Extract every line where the string "from" appears.

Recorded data
## begin

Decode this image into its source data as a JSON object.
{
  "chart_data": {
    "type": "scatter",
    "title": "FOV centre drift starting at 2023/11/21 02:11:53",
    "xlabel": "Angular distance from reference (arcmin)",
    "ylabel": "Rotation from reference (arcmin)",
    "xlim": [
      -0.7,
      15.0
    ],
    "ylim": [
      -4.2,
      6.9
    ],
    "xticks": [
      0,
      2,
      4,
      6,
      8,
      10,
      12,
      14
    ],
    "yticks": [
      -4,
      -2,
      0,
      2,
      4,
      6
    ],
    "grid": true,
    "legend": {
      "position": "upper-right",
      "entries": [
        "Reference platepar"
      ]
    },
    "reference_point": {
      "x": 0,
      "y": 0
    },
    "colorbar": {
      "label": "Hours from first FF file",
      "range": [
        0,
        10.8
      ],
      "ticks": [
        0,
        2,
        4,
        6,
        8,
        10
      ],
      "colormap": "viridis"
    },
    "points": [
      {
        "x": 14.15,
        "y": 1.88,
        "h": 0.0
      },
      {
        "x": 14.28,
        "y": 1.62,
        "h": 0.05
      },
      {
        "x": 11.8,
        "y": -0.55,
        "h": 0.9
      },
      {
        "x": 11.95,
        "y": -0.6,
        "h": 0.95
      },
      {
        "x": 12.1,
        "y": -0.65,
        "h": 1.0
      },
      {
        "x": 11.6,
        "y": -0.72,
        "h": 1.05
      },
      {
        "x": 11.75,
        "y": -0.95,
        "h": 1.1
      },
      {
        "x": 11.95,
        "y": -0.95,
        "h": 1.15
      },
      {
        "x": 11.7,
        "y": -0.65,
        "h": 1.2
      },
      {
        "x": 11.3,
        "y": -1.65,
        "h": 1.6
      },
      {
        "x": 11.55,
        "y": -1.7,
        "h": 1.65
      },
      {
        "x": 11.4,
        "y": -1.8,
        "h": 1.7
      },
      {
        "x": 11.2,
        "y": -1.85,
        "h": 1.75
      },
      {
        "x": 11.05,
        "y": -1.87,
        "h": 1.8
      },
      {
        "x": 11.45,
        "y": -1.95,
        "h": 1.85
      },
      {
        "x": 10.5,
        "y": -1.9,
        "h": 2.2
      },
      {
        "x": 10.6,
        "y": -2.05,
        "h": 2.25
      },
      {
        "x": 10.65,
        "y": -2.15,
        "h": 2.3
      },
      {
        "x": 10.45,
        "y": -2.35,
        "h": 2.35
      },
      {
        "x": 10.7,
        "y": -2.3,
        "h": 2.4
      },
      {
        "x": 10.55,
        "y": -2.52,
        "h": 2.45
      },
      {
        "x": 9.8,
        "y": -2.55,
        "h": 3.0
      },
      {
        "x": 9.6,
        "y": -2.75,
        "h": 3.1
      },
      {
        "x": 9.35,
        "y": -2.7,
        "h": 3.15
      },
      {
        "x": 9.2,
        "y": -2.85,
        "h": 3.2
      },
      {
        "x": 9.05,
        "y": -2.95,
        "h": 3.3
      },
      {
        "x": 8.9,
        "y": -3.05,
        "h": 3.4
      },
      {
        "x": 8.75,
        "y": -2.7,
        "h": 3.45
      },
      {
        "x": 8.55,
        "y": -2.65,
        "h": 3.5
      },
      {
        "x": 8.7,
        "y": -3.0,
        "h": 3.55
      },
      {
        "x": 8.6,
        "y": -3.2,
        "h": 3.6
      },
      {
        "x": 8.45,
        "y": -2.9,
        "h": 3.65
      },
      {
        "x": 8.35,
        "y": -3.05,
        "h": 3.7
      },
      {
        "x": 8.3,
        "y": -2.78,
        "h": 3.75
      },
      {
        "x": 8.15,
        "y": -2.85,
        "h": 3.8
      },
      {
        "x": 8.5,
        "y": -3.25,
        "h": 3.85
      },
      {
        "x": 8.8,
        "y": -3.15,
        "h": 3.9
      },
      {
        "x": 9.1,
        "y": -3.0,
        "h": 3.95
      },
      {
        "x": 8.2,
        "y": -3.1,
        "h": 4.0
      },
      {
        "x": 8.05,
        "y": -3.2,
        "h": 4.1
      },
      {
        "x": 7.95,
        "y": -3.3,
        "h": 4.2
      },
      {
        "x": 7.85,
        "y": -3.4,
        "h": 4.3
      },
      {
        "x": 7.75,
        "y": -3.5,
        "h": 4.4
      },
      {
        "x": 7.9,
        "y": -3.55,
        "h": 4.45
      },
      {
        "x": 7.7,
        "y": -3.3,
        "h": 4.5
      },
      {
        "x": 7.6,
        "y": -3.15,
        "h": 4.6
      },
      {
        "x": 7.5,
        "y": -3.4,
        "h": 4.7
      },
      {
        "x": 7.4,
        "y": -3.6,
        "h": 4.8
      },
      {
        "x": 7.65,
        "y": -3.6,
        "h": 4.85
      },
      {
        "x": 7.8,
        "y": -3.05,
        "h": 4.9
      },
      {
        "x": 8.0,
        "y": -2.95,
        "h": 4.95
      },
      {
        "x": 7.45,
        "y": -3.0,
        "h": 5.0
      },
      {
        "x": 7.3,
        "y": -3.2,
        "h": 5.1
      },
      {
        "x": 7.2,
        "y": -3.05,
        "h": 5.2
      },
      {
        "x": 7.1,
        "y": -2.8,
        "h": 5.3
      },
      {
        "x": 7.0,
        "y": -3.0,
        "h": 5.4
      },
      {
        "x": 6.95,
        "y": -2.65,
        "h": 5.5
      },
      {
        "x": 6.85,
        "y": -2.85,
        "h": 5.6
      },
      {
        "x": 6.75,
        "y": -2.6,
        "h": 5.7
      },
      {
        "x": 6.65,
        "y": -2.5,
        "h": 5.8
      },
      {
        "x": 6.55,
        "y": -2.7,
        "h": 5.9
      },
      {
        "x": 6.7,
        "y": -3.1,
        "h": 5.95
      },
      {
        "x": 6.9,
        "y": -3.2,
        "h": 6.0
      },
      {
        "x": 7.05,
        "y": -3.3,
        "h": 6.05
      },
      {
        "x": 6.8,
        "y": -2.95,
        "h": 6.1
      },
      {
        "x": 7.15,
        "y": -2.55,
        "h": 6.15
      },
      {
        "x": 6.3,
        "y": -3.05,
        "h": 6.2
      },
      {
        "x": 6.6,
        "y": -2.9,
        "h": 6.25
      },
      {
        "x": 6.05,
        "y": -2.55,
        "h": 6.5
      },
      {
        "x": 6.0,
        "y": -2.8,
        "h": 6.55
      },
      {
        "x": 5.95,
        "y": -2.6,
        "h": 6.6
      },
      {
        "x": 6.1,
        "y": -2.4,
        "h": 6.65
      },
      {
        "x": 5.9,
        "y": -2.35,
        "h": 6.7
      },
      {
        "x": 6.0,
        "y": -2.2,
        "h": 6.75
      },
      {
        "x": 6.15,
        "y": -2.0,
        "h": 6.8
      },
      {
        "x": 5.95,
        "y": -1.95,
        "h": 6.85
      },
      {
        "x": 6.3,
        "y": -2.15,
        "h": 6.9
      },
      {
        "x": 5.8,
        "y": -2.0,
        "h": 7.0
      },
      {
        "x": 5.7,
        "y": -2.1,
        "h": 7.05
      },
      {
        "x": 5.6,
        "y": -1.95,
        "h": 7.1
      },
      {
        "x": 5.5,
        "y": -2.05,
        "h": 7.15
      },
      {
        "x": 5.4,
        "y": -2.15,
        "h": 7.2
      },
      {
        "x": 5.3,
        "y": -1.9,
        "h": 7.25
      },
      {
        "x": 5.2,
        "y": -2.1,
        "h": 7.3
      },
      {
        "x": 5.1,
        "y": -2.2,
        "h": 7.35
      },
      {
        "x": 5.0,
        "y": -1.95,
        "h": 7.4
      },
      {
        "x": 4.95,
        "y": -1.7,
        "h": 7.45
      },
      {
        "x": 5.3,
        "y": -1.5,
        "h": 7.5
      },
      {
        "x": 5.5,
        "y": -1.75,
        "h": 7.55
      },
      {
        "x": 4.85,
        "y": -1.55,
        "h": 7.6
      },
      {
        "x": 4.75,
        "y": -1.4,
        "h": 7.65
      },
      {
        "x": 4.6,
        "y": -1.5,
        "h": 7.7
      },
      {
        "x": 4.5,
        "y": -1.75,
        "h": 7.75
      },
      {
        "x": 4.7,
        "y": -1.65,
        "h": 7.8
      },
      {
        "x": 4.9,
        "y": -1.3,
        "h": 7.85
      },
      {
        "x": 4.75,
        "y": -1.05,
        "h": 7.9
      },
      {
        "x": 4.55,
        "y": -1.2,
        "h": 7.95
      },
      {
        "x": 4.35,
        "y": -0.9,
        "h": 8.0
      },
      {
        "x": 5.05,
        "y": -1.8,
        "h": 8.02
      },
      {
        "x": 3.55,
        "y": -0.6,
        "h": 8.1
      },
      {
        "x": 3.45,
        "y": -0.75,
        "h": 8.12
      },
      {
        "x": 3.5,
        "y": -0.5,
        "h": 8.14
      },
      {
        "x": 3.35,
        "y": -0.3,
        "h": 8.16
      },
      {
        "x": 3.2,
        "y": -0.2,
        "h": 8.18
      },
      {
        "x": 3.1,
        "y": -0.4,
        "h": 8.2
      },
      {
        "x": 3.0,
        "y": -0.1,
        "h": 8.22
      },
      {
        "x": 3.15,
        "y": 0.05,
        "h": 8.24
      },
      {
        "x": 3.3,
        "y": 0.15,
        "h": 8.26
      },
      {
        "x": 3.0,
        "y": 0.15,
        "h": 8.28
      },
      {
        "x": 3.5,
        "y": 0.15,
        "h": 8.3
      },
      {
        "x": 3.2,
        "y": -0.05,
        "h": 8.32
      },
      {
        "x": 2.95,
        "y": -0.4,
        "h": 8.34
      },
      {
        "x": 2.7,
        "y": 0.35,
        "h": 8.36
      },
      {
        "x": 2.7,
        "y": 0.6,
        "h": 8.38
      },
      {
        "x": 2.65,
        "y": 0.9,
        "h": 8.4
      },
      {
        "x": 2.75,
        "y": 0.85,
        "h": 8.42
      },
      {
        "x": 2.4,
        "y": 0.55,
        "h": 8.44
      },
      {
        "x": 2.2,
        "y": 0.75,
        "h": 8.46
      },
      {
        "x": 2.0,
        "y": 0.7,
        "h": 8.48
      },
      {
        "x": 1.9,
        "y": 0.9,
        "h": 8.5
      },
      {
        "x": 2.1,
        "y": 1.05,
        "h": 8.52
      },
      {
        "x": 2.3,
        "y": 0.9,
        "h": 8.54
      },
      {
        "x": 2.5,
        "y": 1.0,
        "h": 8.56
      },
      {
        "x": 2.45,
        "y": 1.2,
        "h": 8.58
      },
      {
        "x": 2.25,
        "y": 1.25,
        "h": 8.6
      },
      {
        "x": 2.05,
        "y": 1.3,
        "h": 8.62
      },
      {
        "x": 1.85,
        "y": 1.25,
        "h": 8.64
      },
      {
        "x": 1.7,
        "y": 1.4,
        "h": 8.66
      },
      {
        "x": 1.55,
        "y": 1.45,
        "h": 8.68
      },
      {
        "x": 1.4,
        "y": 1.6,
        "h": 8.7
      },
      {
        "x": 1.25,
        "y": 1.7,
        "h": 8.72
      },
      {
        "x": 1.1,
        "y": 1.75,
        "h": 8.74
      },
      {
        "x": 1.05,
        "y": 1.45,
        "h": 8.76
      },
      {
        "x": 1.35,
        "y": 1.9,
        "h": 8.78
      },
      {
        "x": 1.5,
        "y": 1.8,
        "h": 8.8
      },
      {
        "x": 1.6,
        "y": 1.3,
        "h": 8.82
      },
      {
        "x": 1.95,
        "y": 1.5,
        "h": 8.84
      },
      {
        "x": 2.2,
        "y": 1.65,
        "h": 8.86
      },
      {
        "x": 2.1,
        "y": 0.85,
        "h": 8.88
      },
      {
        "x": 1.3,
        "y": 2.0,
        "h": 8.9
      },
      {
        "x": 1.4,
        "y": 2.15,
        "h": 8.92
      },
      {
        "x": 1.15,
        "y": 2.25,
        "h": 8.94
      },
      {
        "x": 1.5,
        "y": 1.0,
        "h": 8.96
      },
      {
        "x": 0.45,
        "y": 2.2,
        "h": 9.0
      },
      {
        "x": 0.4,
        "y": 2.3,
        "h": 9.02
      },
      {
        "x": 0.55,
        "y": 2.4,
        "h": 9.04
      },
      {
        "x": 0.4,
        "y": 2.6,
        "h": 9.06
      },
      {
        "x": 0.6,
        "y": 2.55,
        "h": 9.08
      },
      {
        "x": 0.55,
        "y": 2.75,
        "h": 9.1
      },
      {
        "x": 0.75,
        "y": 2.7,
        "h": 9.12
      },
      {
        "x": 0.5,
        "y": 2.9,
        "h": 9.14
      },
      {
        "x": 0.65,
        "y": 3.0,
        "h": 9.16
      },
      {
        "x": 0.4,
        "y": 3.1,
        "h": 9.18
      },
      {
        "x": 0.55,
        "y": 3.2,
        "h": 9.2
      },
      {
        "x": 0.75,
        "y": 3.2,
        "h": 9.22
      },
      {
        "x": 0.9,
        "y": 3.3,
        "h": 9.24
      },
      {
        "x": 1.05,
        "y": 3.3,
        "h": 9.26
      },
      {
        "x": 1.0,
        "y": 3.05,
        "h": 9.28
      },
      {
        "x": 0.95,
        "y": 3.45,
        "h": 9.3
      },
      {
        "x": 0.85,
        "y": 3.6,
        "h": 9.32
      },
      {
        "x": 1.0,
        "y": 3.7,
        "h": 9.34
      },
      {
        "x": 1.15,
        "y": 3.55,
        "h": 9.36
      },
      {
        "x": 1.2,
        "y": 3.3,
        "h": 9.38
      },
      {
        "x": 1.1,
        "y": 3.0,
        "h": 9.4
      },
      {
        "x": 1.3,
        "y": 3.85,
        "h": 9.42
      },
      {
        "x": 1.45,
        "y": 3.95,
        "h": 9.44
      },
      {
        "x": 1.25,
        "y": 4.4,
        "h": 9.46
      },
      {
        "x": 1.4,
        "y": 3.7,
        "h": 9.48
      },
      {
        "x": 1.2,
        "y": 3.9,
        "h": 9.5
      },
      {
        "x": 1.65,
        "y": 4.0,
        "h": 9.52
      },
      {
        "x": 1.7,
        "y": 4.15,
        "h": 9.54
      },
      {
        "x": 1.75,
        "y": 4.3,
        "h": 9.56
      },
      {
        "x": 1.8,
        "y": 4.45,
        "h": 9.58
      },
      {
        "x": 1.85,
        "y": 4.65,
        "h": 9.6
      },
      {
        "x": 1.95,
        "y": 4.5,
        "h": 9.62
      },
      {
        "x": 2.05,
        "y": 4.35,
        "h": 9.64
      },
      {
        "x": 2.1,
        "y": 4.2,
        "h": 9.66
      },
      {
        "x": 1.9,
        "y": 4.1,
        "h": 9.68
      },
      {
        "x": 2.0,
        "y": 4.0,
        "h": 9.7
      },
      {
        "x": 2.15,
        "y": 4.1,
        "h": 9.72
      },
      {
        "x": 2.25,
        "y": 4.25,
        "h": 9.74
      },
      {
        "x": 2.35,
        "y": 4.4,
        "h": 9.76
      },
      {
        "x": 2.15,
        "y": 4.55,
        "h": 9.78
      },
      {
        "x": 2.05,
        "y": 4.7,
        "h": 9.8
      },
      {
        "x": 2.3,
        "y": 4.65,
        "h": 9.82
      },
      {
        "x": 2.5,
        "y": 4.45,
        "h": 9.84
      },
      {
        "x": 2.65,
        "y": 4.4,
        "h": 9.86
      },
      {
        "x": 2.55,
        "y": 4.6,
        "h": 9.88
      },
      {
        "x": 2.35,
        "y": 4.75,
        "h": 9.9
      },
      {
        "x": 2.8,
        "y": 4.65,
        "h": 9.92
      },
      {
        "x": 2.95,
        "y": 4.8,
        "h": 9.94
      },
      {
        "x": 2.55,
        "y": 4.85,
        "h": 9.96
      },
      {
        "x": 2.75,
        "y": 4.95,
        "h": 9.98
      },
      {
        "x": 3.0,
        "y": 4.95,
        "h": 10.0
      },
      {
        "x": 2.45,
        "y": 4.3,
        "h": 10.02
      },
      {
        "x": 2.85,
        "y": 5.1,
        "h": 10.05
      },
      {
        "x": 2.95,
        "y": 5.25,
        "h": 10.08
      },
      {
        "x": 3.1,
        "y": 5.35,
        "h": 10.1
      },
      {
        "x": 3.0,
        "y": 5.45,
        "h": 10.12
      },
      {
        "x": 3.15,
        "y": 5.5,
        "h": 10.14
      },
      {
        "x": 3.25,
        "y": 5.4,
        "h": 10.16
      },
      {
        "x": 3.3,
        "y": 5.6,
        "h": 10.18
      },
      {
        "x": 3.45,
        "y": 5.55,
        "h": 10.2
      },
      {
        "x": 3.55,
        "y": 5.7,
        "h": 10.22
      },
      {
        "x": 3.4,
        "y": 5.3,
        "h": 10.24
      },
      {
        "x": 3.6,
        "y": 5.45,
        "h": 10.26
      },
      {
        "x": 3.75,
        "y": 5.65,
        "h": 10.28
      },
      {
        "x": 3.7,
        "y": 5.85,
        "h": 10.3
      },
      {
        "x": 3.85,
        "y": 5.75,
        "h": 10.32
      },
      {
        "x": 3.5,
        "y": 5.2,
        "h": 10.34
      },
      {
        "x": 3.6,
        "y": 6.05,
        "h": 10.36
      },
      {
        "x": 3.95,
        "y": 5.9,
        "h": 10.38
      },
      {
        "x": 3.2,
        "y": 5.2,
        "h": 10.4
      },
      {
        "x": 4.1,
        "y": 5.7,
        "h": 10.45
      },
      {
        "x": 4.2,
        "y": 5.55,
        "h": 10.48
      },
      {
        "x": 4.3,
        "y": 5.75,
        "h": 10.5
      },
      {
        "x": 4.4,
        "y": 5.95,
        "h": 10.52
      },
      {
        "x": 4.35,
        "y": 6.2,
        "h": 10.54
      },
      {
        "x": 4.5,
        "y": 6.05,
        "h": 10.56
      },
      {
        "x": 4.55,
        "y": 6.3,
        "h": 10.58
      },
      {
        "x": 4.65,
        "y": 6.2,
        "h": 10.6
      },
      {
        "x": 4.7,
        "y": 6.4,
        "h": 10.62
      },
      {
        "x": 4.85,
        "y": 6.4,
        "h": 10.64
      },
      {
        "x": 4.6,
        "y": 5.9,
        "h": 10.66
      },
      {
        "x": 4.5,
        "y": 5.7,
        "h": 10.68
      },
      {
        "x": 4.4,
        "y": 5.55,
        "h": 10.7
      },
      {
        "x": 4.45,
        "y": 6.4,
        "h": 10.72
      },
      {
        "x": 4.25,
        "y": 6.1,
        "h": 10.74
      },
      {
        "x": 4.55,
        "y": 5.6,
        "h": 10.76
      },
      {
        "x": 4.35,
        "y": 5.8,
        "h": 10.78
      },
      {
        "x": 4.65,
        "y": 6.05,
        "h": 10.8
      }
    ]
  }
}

## end

■ Solution below ■
    "xlabel": "Angular distance from reference (arcmin)",
    "ylabel": "Rotation from reference (arcmin)",
      "label": "Hours from first FF file",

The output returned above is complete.